• [CONSIGNE A]: D'après le texte sur les frais accessoires du logement locatif, en quel mois et en quelle année la Banque nationale suisse a-t-elle relevé son taux directeur ?
• [CONSIGNE B]: Citez toutes les institutions ou entreprises nommées dans le texte sur les frais accessoires du logement locatif.
• [CONSIGNE C]: Poursuivez le texte sur les frais accessoires du logement locatif à partir de sa dernière phrase.

Marché du logement locatif : éclaircissement sure les frais accessoires

Le changement radical opéré par la Banque nationale suisse (BNS) en juin 2022 a été à l’origine de répercussions substantielles pour le marché du logement locatif. Pour la première fois depuis 15 ans, la BNS avait alors relevé le taux directeur afin de juguler l’inflation galopante et la pression générale sur les prix. Dans ce sillage, les locataires subissent depuis 2023 l’augmentation des loyers appliquée par les propriétaires sur la base de l’adaptation des taux de référence.

Outre les loyers, toutefois, les frais accessoires s’inscrivent eux aussi dans une tendance à la hausse. Ils ont en effet augmenté, sur fond de tensions géopolitiques, par rapport à la période de 2012 à 2021, durant laquelle les coûts de chauffage et d’énergie étaient restés largement inchangés. D’après les calculs du Credit Suisse, les frais accessoires des logements équipés d’un chauffage au mazout ou au gaz ont ainsi augmenté de 38% en 2021, tandis que Wüest Partner a chiffré leur augmentation à 20% pour le même exercice1. À cela s’ajoute une facture d’électricité qui pourrait gonfler de 27% pour une consommation identique. Wüest Partner table en outre sur une évolution stable des frais accessoires en 20242. Il ne s’agit néanmoins que d’une estimation sommaire, car en ce qui concerne précisément les prix de l’énergie, les événements géopolitiques actuels laissent présager une volatilité élevée cette année.

• [ENREGISTREMENTS FOURNIS]:
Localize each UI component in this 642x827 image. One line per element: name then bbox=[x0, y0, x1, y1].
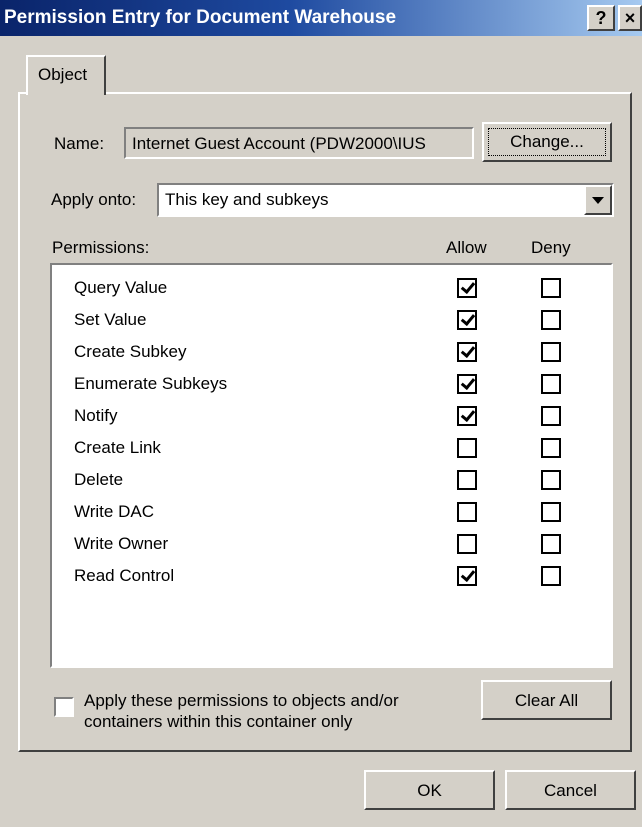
permission-row: Write DAC bbox=[52, 497, 611, 529]
permission-row: Query Value bbox=[52, 273, 611, 305]
apply-onto-select[interactable]: This key and subkeys bbox=[157, 183, 614, 217]
deny-header: Deny bbox=[531, 238, 571, 257]
permissions-label: Permissions: bbox=[52, 238, 150, 257]
allow-checkbox[interactable] bbox=[457, 374, 477, 394]
permission-row: Set Value bbox=[52, 305, 611, 337]
deny-checkbox[interactable] bbox=[541, 342, 561, 362]
clear-all-button[interactable]: Clear All bbox=[481, 680, 612, 720]
deny-checkbox[interactable] bbox=[541, 534, 561, 554]
window-title: Permission Entry for Document Warehouse bbox=[4, 7, 397, 28]
permission-name: Notify bbox=[74, 406, 118, 425]
allow-header: Allow bbox=[446, 238, 487, 257]
permission-name: Create Link bbox=[74, 438, 161, 457]
permission-name: Set Value bbox=[74, 310, 147, 329]
allow-checkbox[interactable] bbox=[457, 566, 477, 586]
deny-checkbox[interactable] bbox=[541, 310, 561, 330]
permission-row: Create Link bbox=[52, 433, 611, 465]
permission-entry-dialog: Permission Entry for Document Warehouse … bbox=[0, 0, 642, 827]
permission-name: Write DAC bbox=[74, 502, 154, 521]
apply-onto-value: This key and subkeys bbox=[165, 190, 329, 209]
tab-object[interactable]: Object bbox=[26, 55, 106, 95]
deny-checkbox[interactable] bbox=[541, 374, 561, 394]
permission-name: Enumerate Subkeys bbox=[74, 374, 228, 393]
deny-checkbox[interactable] bbox=[541, 470, 561, 490]
apply-onto-label: Apply onto: bbox=[51, 190, 137, 209]
permission-name: Query Value bbox=[74, 278, 168, 297]
allow-checkbox[interactable] bbox=[457, 342, 477, 362]
title-bar: Permission Entry for Document Warehouse … bbox=[0, 0, 642, 36]
ok-button[interactable]: OK bbox=[364, 770, 495, 810]
apply-within-checkbox[interactable] bbox=[54, 697, 74, 717]
help-button[interactable]: ? bbox=[587, 5, 615, 31]
allow-checkbox[interactable] bbox=[457, 502, 477, 522]
permission-row: Create Subkey bbox=[52, 337, 611, 369]
focus-rect bbox=[488, 128, 606, 156]
permission-row: Notify bbox=[52, 401, 611, 433]
cancel-button[interactable]: Cancel bbox=[505, 770, 636, 810]
apply-within-line2: containers within this container only bbox=[84, 712, 353, 731]
change-button[interactable]: Change... bbox=[482, 122, 612, 162]
deny-checkbox[interactable] bbox=[541, 502, 561, 522]
permission-name: Delete bbox=[74, 470, 124, 489]
allow-checkbox[interactable] bbox=[457, 406, 477, 426]
permission-name: Create Subkey bbox=[74, 342, 187, 361]
deny-checkbox[interactable] bbox=[541, 438, 561, 458]
allow-checkbox[interactable] bbox=[457, 534, 477, 554]
permission-row: Delete bbox=[52, 465, 611, 497]
name-label: Name: bbox=[54, 134, 105, 153]
permission-row: Enumerate Subkeys bbox=[52, 369, 611, 401]
close-button[interactable]: × bbox=[618, 5, 642, 31]
deny-checkbox[interactable] bbox=[541, 278, 561, 298]
permission-row: Write Owner bbox=[52, 529, 611, 561]
allow-checkbox[interactable] bbox=[457, 438, 477, 458]
deny-checkbox[interactable] bbox=[541, 566, 561, 586]
permissions-list: Query Value Set Value Create Subkey Enumera… bbox=[50, 263, 613, 668]
allow-checkbox[interactable] bbox=[457, 278, 477, 298]
allow-checkbox[interactable] bbox=[457, 470, 477, 490]
deny-checkbox[interactable] bbox=[541, 406, 561, 426]
name-field: Internet Guest Account (PDW2000\IUS bbox=[124, 127, 474, 159]
apply-within-line1: Apply these permissions to objects and/o… bbox=[84, 691, 399, 710]
chevron-down-icon[interactable] bbox=[584, 185, 612, 215]
permission-name: Read Control bbox=[74, 566, 175, 585]
allow-checkbox[interactable] bbox=[457, 310, 477, 330]
apply-within-label: Apply these permissions to objects and/o… bbox=[84, 690, 399, 732]
permission-name: Write Owner bbox=[74, 534, 169, 553]
permission-row: Read Control bbox=[52, 561, 611, 593]
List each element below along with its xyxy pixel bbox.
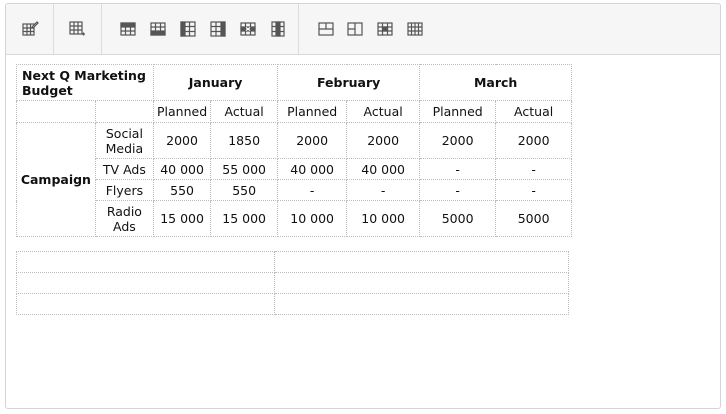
empty-table-cell[interactable]	[16, 251, 275, 273]
insert-column-left-icon	[180, 21, 196, 37]
table-cell[interactable]: 55 000	[210, 158, 279, 180]
table-cell[interactable]: 5000	[495, 200, 573, 237]
insert-row-above-button[interactable]	[115, 17, 141, 41]
delete-column-icon	[271, 21, 285, 37]
table-cell[interactable]: -	[346, 179, 421, 201]
table-cell[interactable]: 40 000	[152, 158, 212, 180]
toolbar-group-insert	[53, 4, 102, 54]
row-label-flyers[interactable]: Flyers	[94, 179, 155, 201]
merge-cells-icon	[318, 22, 334, 36]
table-cell[interactable]: 10 000	[277, 200, 348, 237]
delete-row-button[interactable]	[235, 17, 261, 41]
table-header-button[interactable]	[372, 17, 398, 41]
empty-corner-cell-1[interactable]	[16, 100, 96, 123]
table-toolbar	[6, 4, 720, 55]
delete-column-button[interactable]	[265, 17, 291, 41]
empty-table-cell[interactable]	[274, 293, 569, 315]
table-cell[interactable]: 40 000	[277, 158, 348, 180]
row-label-tv-ads[interactable]: TV Ads	[94, 158, 155, 180]
insert-column-left-button[interactable]	[175, 17, 201, 41]
subheader-planned[interactable]: Planned	[277, 100, 348, 123]
insert-column-right-button[interactable]	[205, 17, 231, 41]
insert-table-icon	[69, 21, 85, 36]
table-cell[interactable]: 2000	[346, 122, 421, 159]
editor-content-area[interactable]: Next Q Marketing Budget January February…	[6, 55, 720, 408]
empty-table-cell[interactable]	[16, 272, 275, 294]
table-cell[interactable]: 10 000	[346, 200, 421, 237]
table-cell[interactable]: 40 000	[346, 158, 421, 180]
subheader-planned[interactable]: Planned	[152, 100, 212, 123]
toolbar-group-rows-columns	[101, 4, 299, 54]
table-cell[interactable]: -	[495, 158, 573, 180]
toolbar-group-cells	[298, 4, 428, 54]
table-header-icon	[377, 22, 393, 36]
empty-table[interactable]	[16, 251, 569, 315]
row-label-social-media[interactable]: Social Media	[94, 122, 155, 159]
insert-table-button[interactable]	[64, 17, 90, 41]
table-properties-icon	[407, 22, 423, 36]
merge-cells-button[interactable]	[313, 17, 339, 41]
marketing-budget-table[interactable]: Next Q Marketing Budget January February…	[16, 64, 573, 237]
month-header-march[interactable]: March	[419, 64, 573, 101]
table-cell[interactable]: -	[277, 179, 348, 201]
table-cell[interactable]: -	[495, 179, 573, 201]
edit-table-icon	[22, 21, 39, 36]
split-cells-button[interactable]	[342, 17, 368, 41]
table-cell[interactable]: 550	[152, 179, 212, 201]
edit-table-button[interactable]	[17, 17, 43, 41]
month-header-february[interactable]: February	[277, 64, 421, 101]
subheader-actual[interactable]: Actual	[210, 100, 279, 123]
table-cell[interactable]: 5000	[419, 200, 497, 237]
table-cell[interactable]: 1850	[210, 122, 279, 159]
month-header-january[interactable]: January	[152, 64, 279, 101]
table-cell[interactable]: 15 000	[210, 200, 279, 237]
table-cell[interactable]: 2000	[495, 122, 573, 159]
empty-corner-cell-2[interactable]	[94, 100, 155, 123]
row-group-campaign[interactable]: Campaign	[16, 122, 96, 237]
table-cell[interactable]: 15 000	[152, 200, 212, 237]
table-properties-button[interactable]	[402, 17, 428, 41]
subheader-planned[interactable]: Planned	[419, 100, 497, 123]
table-cell[interactable]: 2000	[419, 122, 497, 159]
split-cells-icon	[347, 22, 363, 36]
table-title-cell[interactable]: Next Q Marketing Budget	[16, 64, 154, 101]
row-label-radio-ads[interactable]: Radio Ads	[94, 200, 155, 237]
subheader-actual[interactable]: Actual	[346, 100, 421, 123]
insert-row-below-button[interactable]	[145, 17, 171, 41]
insert-row-above-icon	[120, 22, 136, 36]
insert-row-below-icon	[150, 22, 166, 36]
toolbar-group-edit	[6, 4, 54, 54]
subheader-actual[interactable]: Actual	[495, 100, 573, 123]
table-cell[interactable]: 2000	[152, 122, 212, 159]
table-cell[interactable]: -	[419, 158, 497, 180]
empty-table-cell[interactable]	[274, 272, 569, 294]
table-cell[interactable]: -	[419, 179, 497, 201]
table-cell[interactable]: 550	[210, 179, 279, 201]
insert-column-right-icon	[210, 21, 226, 37]
editor-frame: Next Q Marketing Budget January February…	[5, 3, 721, 409]
empty-table-cell[interactable]	[274, 251, 569, 273]
empty-table-cell[interactable]	[16, 293, 275, 315]
table-cell[interactable]: 2000	[277, 122, 348, 159]
delete-row-icon	[240, 22, 256, 36]
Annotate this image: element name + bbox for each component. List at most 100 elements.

• [RÉSULTAT A]: En juin 2022.

• [RÉSULTAT B]:
- Banque nationale suisse (BNS)
- Credit Suisse
- Wüest Partner

• [RÉSULTAT C]:
Introduction et exposé du problème

En complément au loyer à payer pour leurs logements ou leurs locaux commerciaux, les locataires doivent également supporter les frais accessoires qui ne sont pas inclus dans ce montant net et qui doivent être convenus clairement dans le bail.

Les frais accessoires revêtent une importance croissante, car tant les coûts liés à la consommation que les coûts fixes ne cessent d’augmenter depuis quelques années sous l’effet de la conjoncture économique. De surcroît, les technologies progressent constamment. Les propriétaires ou les gestionnaires de biens immobiliers sont par exemple de plus en plus nombreux à utiliser des applications pour la communication sur les locations, ce qui engendre des coûts, ou à installer des systèmes de fermeture spéciaux (commandés par smartphone), qui nécessitent un entretien supplémentaire. Les innovations techniques et autres peuvent ainsi alourdir les frais accessoires. Il est donc d’autant plus nécessaire de veiller à une gestion durable et parcimonieuse des ressources.

Certains coûts, comme les impôts, les primes d’assurance, l’entretien / réparations, ne peuvent pas être répercutés sur les locataires. Il n’est pas non plus facile d’établir une distinction claire entre différents coûts, tels que l'entretien / réparations.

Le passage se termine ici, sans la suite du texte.